_Stated goal_
Find "Convert this document image to plain text." in the records that follow; print that line and each subsequent line through the last one, verbatim and with nothing added.
-- start The data --
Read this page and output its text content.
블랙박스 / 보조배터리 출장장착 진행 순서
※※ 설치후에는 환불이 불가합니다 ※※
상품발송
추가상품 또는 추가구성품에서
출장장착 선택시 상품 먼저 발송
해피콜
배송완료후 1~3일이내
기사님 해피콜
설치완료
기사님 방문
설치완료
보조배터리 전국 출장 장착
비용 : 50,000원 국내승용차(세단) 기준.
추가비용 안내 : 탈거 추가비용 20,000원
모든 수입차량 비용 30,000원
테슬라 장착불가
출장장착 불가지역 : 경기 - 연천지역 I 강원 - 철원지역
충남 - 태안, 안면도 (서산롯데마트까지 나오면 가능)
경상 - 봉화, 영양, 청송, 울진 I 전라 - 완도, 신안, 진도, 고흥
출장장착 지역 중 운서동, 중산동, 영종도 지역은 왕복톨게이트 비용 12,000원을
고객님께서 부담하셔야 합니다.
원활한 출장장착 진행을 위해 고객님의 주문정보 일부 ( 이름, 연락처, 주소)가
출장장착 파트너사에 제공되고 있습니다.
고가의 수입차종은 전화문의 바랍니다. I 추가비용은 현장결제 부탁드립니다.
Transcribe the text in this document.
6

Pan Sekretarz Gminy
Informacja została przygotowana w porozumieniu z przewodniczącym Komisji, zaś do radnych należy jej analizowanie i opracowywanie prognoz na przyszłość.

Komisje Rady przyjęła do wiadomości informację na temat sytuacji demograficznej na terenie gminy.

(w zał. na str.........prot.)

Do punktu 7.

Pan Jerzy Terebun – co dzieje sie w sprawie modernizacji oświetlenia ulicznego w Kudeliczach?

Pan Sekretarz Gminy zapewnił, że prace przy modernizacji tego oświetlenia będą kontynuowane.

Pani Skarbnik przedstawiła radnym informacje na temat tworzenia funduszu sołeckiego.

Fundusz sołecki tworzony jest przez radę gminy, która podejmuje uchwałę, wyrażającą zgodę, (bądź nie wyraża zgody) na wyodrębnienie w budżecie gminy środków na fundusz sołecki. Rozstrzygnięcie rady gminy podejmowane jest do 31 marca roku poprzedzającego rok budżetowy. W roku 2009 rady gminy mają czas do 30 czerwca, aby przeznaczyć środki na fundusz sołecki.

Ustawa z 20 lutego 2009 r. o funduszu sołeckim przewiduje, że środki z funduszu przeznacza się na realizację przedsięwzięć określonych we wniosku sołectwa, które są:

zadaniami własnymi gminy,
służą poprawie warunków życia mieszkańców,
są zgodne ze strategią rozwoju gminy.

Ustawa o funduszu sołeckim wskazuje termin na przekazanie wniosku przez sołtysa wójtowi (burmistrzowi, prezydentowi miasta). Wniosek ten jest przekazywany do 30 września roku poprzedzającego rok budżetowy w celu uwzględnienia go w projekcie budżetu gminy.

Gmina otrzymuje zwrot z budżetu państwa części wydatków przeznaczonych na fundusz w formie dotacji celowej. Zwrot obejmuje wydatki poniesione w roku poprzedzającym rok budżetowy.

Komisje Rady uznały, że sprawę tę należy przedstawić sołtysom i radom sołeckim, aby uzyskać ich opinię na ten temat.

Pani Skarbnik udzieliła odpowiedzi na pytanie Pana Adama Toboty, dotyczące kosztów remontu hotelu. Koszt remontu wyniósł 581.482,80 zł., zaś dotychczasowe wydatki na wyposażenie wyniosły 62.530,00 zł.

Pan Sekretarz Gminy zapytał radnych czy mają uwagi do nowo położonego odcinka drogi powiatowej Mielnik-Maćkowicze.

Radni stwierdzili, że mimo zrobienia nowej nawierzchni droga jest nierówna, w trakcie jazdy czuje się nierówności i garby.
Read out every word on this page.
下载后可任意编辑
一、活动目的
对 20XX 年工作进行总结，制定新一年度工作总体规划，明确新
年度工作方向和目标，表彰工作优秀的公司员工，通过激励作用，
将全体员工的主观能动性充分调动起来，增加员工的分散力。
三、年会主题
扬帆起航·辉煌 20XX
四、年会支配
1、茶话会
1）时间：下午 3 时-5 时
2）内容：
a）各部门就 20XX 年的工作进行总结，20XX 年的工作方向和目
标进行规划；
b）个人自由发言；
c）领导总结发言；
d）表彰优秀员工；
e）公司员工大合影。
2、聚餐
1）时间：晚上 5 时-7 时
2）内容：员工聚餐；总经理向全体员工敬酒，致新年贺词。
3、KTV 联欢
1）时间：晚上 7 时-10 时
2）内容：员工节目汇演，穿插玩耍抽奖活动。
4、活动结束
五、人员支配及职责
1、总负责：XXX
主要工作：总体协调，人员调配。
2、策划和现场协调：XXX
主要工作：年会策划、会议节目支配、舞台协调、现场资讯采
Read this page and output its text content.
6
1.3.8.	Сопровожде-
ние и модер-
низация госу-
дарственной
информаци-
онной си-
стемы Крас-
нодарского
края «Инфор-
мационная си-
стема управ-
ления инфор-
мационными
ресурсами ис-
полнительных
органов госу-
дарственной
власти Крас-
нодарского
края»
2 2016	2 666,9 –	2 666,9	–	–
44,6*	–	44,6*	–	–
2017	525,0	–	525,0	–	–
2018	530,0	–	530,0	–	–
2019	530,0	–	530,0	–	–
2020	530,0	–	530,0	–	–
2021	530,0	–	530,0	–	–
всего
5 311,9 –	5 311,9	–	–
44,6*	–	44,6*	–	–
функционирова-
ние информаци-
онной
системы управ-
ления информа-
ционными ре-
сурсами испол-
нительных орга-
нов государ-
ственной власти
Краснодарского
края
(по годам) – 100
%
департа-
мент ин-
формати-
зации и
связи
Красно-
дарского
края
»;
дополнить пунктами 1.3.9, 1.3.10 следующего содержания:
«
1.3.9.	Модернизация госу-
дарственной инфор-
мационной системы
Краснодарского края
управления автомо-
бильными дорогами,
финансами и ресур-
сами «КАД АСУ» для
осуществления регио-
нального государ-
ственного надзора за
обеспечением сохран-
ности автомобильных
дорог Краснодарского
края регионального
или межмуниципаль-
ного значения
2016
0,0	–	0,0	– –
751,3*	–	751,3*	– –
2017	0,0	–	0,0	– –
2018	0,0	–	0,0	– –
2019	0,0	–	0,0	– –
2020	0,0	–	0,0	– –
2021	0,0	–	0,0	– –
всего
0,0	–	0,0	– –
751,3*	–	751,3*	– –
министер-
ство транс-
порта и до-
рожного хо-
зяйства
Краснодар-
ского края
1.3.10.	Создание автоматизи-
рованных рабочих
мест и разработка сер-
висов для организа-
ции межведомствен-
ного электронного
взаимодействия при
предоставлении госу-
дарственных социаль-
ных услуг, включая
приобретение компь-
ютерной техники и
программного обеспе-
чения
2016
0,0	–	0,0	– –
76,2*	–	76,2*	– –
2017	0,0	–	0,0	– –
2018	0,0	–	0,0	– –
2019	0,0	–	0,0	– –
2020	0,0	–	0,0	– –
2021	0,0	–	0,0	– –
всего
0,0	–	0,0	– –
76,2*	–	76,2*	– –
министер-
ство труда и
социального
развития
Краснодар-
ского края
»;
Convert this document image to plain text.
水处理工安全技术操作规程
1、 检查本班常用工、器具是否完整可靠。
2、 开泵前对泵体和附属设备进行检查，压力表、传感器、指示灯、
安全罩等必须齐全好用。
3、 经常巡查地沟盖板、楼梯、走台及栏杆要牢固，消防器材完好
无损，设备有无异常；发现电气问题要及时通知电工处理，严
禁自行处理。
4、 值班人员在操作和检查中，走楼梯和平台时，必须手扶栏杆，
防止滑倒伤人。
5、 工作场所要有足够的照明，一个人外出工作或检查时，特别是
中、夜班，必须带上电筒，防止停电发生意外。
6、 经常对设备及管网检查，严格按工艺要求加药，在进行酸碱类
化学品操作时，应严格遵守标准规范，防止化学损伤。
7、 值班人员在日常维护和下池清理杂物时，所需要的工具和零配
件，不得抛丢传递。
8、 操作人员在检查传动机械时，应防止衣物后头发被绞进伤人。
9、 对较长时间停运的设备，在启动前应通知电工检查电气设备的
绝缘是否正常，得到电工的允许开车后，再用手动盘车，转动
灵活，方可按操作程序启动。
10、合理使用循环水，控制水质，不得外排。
-- end The data --
_Answer_
Convert this document image to plain text.
水处理工安全技术操作规程
1、 检查本班常用工、器具是否完整可靠。
2、 开泵前对泵体和附属设备进行检查，压力表、传感器、指示灯、
安全罩等必须齐全好用。
3、 经常巡查地沟盖板、楼梯、走台及栏杆要牢固，消防器材完好
无损，设备有无异常；发现电气问题要及时通知电工处理，严
禁自行处理。
4、 值班人员在操作和检查中，走楼梯和平台时，必须手扶栏杆，
防止滑倒伤人。
5、 工作场所要有足够的照明，一个人外出工作或检查时，特别是
中、夜班，必须带上电筒，防止停电发生意外。
6、 经常对设备及管网检查，严格按工艺要求加药，在进行酸碱类
化学品操作时，应严格遵守标准规范，防止化学损伤。
7、 值班人员在日常维护和下池清理杂物时，所需要的工具和零配
件，不得抛丢传递。
8、 操作人员在检查传动机械时，应防止衣物后头发被绞进伤人。
9、 对较长时间停运的设备，在启动前应通知电工检查电气设备的
绝缘是否正常，得到电工的允许开车后，再用手动盘车，转动
灵活，方可按操作程序启动。
10、合理使用循环水，控制水质，不得外排。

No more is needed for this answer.